**Exercise details**
Count the lines below that contain the word "Tiếng", and reply with that number alone.

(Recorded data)

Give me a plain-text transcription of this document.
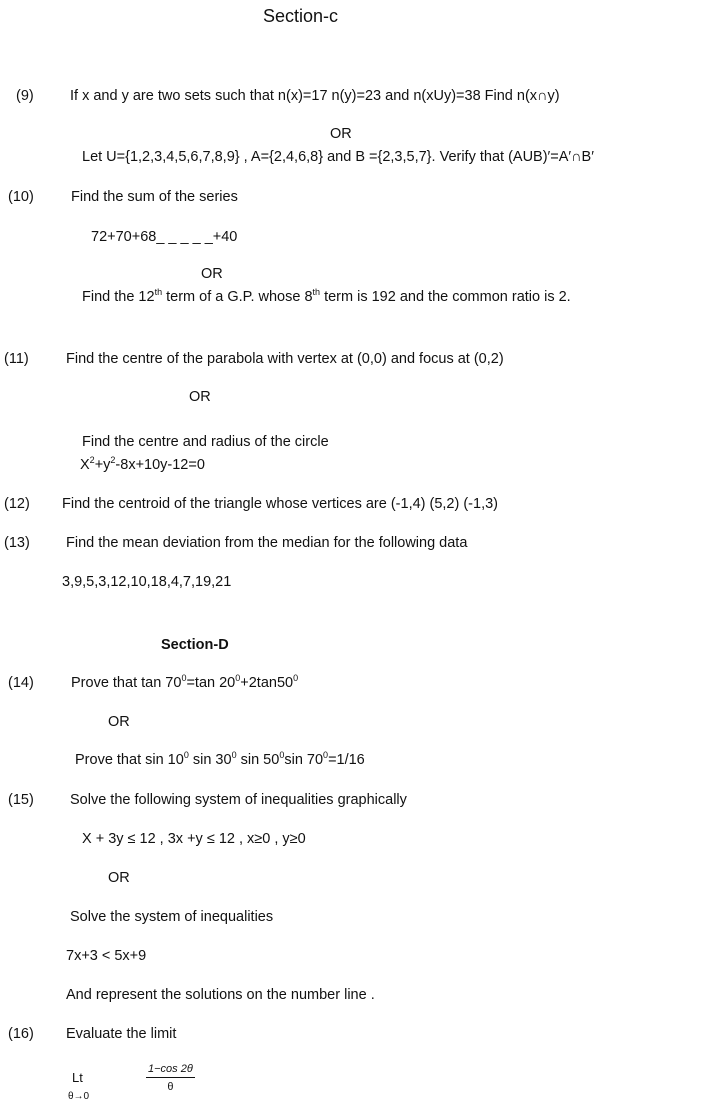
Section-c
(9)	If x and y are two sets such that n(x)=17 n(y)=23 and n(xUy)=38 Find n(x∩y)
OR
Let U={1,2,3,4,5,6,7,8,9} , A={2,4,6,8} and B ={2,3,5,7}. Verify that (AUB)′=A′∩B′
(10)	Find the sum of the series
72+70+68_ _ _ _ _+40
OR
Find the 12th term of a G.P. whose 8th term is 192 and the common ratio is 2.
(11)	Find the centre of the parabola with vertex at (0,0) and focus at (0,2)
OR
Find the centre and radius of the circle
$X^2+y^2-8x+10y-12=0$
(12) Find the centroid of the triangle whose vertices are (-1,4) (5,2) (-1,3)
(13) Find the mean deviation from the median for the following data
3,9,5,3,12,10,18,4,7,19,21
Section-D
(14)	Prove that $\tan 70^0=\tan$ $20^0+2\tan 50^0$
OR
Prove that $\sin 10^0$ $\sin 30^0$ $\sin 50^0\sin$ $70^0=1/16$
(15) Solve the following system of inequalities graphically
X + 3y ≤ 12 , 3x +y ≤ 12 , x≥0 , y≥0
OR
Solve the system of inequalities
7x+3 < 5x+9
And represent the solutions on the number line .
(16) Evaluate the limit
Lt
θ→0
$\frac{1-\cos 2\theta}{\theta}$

--

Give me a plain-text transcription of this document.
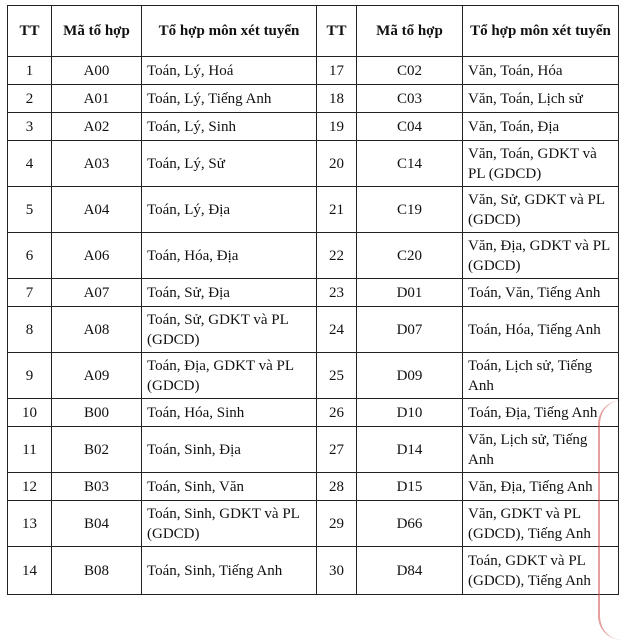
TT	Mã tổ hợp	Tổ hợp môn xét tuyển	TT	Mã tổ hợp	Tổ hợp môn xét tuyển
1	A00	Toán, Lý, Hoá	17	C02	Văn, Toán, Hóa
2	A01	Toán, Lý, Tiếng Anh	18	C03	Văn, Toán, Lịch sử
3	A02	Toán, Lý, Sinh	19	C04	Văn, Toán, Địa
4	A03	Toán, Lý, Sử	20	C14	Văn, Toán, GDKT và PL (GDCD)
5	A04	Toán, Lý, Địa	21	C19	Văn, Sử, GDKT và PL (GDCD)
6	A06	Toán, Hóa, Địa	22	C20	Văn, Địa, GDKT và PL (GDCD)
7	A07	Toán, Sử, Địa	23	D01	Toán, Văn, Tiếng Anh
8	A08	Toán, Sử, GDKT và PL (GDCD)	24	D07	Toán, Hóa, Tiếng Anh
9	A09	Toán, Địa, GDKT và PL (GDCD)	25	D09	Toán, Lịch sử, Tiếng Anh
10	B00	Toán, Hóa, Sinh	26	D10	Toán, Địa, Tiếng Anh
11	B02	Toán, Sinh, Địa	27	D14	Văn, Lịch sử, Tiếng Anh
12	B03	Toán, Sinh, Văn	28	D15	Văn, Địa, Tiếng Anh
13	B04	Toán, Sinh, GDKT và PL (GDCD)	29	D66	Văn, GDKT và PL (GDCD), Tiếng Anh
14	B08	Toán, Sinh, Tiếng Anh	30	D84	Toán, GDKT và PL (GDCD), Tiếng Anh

--

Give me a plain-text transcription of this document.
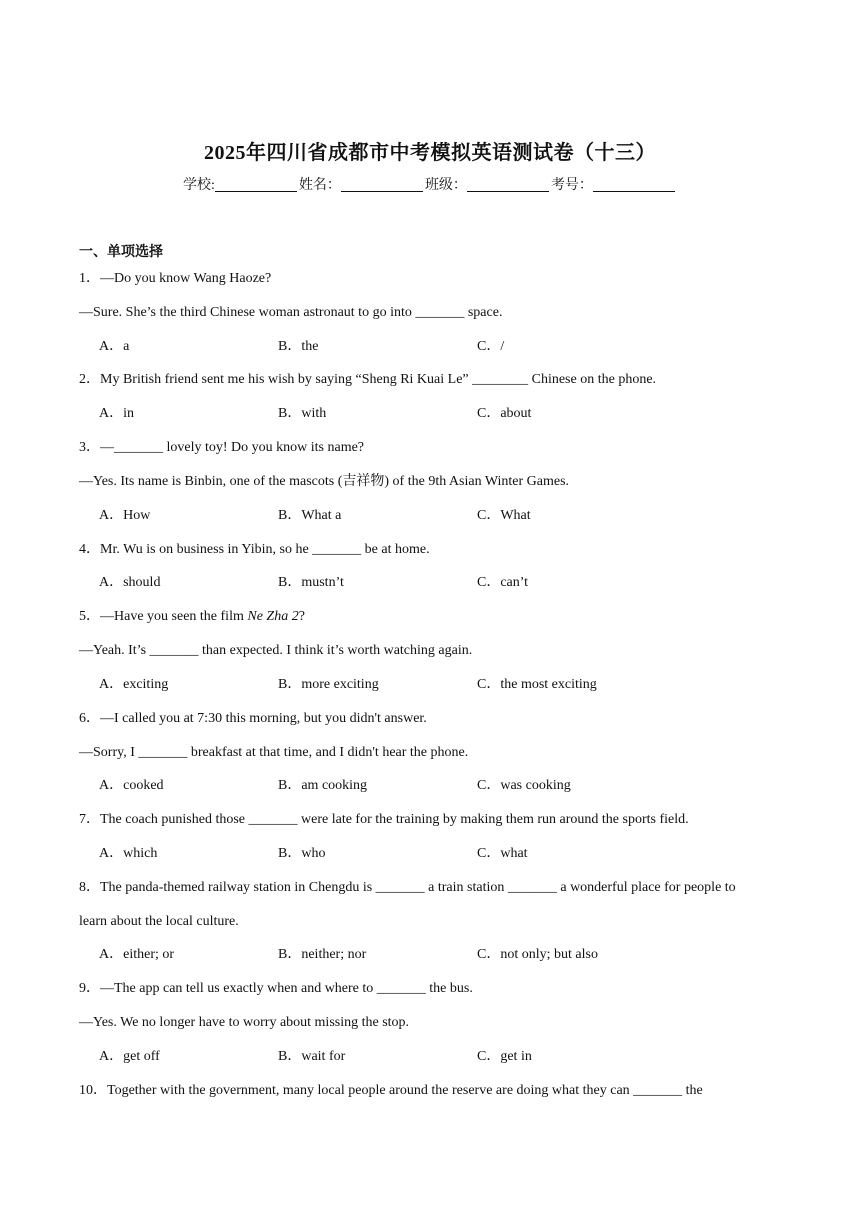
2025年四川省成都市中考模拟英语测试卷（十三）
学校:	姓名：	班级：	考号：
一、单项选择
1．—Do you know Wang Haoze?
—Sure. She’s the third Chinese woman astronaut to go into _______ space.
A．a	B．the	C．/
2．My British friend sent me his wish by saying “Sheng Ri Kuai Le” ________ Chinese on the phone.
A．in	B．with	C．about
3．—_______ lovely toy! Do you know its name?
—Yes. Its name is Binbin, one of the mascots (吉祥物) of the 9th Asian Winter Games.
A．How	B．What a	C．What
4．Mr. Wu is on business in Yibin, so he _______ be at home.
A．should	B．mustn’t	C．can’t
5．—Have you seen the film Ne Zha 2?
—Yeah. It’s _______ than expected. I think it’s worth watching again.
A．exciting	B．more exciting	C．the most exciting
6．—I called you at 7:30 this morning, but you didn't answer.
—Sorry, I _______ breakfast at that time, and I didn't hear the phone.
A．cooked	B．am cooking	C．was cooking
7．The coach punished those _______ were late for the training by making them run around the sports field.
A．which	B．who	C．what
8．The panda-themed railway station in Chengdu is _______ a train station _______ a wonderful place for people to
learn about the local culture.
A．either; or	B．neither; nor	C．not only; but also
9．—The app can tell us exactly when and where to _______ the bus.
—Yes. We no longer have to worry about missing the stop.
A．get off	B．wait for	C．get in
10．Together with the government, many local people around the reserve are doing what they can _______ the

**Final result**
9